** TASK REQUIREMENTS **
Please write out the complete listing that follows, exactly as it reads.

┌─ DATASET EXCERPTS

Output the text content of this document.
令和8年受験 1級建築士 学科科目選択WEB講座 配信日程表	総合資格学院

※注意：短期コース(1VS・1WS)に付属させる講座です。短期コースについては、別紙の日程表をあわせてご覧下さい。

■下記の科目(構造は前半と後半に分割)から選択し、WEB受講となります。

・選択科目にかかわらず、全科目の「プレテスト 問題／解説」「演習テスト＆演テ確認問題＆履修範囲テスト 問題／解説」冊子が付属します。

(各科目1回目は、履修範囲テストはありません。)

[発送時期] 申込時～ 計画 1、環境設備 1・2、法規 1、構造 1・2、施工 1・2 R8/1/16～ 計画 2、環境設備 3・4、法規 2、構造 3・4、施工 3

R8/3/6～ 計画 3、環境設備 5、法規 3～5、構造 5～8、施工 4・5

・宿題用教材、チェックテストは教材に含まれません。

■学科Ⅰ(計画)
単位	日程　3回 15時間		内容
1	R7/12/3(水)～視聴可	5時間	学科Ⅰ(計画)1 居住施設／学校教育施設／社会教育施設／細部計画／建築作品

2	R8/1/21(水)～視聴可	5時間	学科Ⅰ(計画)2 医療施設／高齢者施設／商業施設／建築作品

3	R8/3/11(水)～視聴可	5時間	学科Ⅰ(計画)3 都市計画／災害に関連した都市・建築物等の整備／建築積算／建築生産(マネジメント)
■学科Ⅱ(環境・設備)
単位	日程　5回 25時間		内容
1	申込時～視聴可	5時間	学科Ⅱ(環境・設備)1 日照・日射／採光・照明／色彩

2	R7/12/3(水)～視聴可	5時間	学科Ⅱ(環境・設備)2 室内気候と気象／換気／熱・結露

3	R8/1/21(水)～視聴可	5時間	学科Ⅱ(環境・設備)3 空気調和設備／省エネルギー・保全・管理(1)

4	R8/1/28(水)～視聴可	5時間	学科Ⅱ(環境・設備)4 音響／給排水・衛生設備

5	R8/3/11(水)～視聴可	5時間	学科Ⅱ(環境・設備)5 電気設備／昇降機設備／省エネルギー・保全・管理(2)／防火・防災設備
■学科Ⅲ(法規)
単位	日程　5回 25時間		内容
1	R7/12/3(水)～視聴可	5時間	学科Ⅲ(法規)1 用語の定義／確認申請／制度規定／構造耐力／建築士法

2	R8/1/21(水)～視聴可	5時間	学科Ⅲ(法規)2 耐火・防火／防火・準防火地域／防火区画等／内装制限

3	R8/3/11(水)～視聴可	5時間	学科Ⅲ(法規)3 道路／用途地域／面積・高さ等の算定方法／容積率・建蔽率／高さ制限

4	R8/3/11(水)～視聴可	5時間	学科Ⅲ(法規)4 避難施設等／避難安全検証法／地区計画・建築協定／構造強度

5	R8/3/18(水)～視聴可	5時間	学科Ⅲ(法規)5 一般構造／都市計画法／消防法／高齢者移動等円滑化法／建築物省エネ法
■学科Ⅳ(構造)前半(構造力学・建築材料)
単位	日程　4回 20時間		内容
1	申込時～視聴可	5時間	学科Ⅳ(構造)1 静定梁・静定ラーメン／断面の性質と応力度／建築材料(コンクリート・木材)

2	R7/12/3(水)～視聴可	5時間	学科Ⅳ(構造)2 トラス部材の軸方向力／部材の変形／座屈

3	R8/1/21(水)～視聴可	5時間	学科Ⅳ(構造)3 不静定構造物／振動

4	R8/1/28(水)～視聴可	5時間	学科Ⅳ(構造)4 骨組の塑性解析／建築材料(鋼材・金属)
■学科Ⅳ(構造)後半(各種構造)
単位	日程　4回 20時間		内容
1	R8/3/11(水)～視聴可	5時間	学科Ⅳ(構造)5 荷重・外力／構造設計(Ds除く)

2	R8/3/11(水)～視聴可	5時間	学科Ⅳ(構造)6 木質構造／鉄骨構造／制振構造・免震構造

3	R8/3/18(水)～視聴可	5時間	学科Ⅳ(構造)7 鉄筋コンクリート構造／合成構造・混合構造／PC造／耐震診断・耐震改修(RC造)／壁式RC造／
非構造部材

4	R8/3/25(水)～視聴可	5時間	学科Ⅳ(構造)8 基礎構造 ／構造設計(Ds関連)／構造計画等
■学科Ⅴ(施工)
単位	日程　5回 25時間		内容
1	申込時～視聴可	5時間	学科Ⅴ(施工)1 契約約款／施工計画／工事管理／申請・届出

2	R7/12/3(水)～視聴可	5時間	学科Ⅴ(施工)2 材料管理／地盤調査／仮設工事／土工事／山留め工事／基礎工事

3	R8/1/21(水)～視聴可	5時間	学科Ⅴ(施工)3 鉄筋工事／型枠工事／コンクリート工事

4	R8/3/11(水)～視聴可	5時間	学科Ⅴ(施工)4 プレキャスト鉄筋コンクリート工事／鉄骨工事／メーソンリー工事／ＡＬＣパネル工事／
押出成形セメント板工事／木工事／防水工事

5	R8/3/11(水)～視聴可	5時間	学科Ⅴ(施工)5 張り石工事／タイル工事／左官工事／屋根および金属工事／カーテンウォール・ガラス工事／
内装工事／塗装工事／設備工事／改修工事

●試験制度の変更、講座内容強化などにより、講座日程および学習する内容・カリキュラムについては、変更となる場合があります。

└─

** SOLUTION TO THE EXERCISE **
Output the text content of this document.
令和8年受験 1級建築士 学科科目選択WEB講座 配信日程表	総合資格学院

※注意：短期コース(1VS・1WS)に付属させる講座です。短期コースについては、別紙の日程表をあわせてご覧下さい。

■下記の科目(構造は前半と後半に分割)から選択し、WEB受講となります。

・選択科目にかかわらず、全科目の「プレテスト 問題／解説」「演習テスト＆演テ確認問題＆履修範囲テスト 問題／解説」冊子が付属します。

(各科目1回目は、履修範囲テストはありません。)

[発送時期] 申込時～ 計画 1、環境設備 1・2、法規 1、構造 1・2、施工 1・2 R8/1/16～ 計画 2、環境設備 3・4、法規 2、構造 3・4、施工 3

R8/3/6～ 計画 3、環境設備 5、法規 3～5、構造 5～8、施工 4・5

・宿題用教材、チェックテストは教材に含まれません。

■学科Ⅰ(計画)
単位	日程　3回 15時間		内容
1	R7/12/3(水)～視聴可	5時間	学科Ⅰ(計画)1 居住施設／学校教育施設／社会教育施設／細部計画／建築作品

2	R8/1/21(水)～視聴可	5時間	学科Ⅰ(計画)2 医療施設／高齢者施設／商業施設／建築作品

3	R8/3/11(水)～視聴可	5時間	学科Ⅰ(計画)3 都市計画／災害に関連した都市・建築物等の整備／建築積算／建築生産(マネジメント)
■学科Ⅱ(環境・設備)
単位	日程　5回 25時間		内容
1	申込時～視聴可	5時間	学科Ⅱ(環境・設備)1 日照・日射／採光・照明／色彩

2	R7/12/3(水)～視聴可	5時間	学科Ⅱ(環境・設備)2 室内気候と気象／換気／熱・結露

3	R8/1/21(水)～視聴可	5時間	学科Ⅱ(環境・設備)3 空気調和設備／省エネルギー・保全・管理(1)

4	R8/1/28(水)～視聴可	5時間	学科Ⅱ(環境・設備)4 音響／給排水・衛生設備

5	R8/3/11(水)～視聴可	5時間	学科Ⅱ(環境・設備)5 電気設備／昇降機設備／省エネルギー・保全・管理(2)／防火・防災設備
■学科Ⅲ(法規)
単位	日程　5回 25時間		内容
1	R7/12/3(水)～視聴可	5時間	学科Ⅲ(法規)1 用語の定義／確認申請／制度規定／構造耐力／建築士法

2	R8/1/21(水)～視聴可	5時間	学科Ⅲ(法規)2 耐火・防火／防火・準防火地域／防火区画等／内装制限

3	R8/3/11(水)～視聴可	5時間	学科Ⅲ(法規)3 道路／用途地域／面積・高さ等の算定方法／容積率・建蔽率／高さ制限

4	R8/3/11(水)～視聴可	5時間	学科Ⅲ(法規)4 避難施設等／避難安全検証法／地区計画・建築協定／構造強度

5	R8/3/18(水)～視聴可	5時間	学科Ⅲ(法規)5 一般構造／都市計画法／消防法／高齢者移動等円滑化法／建築物省エネ法
■学科Ⅳ(構造)前半(構造力学・建築材料)
単位	日程　4回 20時間		内容
1	申込時～視聴可	5時間	学科Ⅳ(構造)1 静定梁・静定ラーメン／断面の性質と応力度／建築材料(コンクリート・木材)

2	R7/12/3(水)～視聴可	5時間	学科Ⅳ(構造)2 トラス部材の軸方向力／部材の変形／座屈

3	R8/1/21(水)～視聴可	5時間	学科Ⅳ(構造)3 不静定構造物／振動

4	R8/1/28(水)～視聴可	5時間	学科Ⅳ(構造)4 骨組の塑性解析／建築材料(鋼材・金属)
■学科Ⅳ(構造)後半(各種構造)
単位	日程　4回 20時間		内容
1	R8/3/11(水)～視聴可	5時間	学科Ⅳ(構造)5 荷重・外力／構造設計(Ds除く)

2	R8/3/11(水)～視聴可	5時間	学科Ⅳ(構造)6 木質構造／鉄骨構造／制振構造・免震構造

3	R8/3/18(水)～視聴可	5時間	学科Ⅳ(構造)7 鉄筋コンクリート構造／合成構造・混合構造／PC造／耐震診断・耐震改修(RC造)／壁式RC造／
非構造部材

4	R8/3/25(水)～視聴可	5時間	学科Ⅳ(構造)8 基礎構造 ／構造設計(Ds関連)／構造計画等
■学科Ⅴ(施工)
単位	日程　5回 25時間		内容
1	申込時～視聴可	5時間	学科Ⅴ(施工)1 契約約款／施工計画／工事管理／申請・届出

2	R7/12/3(水)～視聴可	5時間	学科Ⅴ(施工)2 材料管理／地盤調査／仮設工事／土工事／山留め工事／基礎工事

3	R8/1/21(水)～視聴可	5時間	学科Ⅴ(施工)3 鉄筋工事／型枠工事／コンクリート工事

4	R8/3/11(水)～視聴可	5時間	学科Ⅴ(施工)4 プレキャスト鉄筋コンクリート工事／鉄骨工事／メーソンリー工事／ＡＬＣパネル工事／
押出成形セメント板工事／木工事／防水工事

5	R8/3/11(水)～視聴可	5時間	学科Ⅴ(施工)5 張り石工事／タイル工事／左官工事／屋根および金属工事／カーテンウォール・ガラス工事／
内装工事／塗装工事／設備工事／改修工事

●試験制度の変更、講座内容強化などにより、講座日程および学習する内容・カリキュラムについては、変更となる場合があります。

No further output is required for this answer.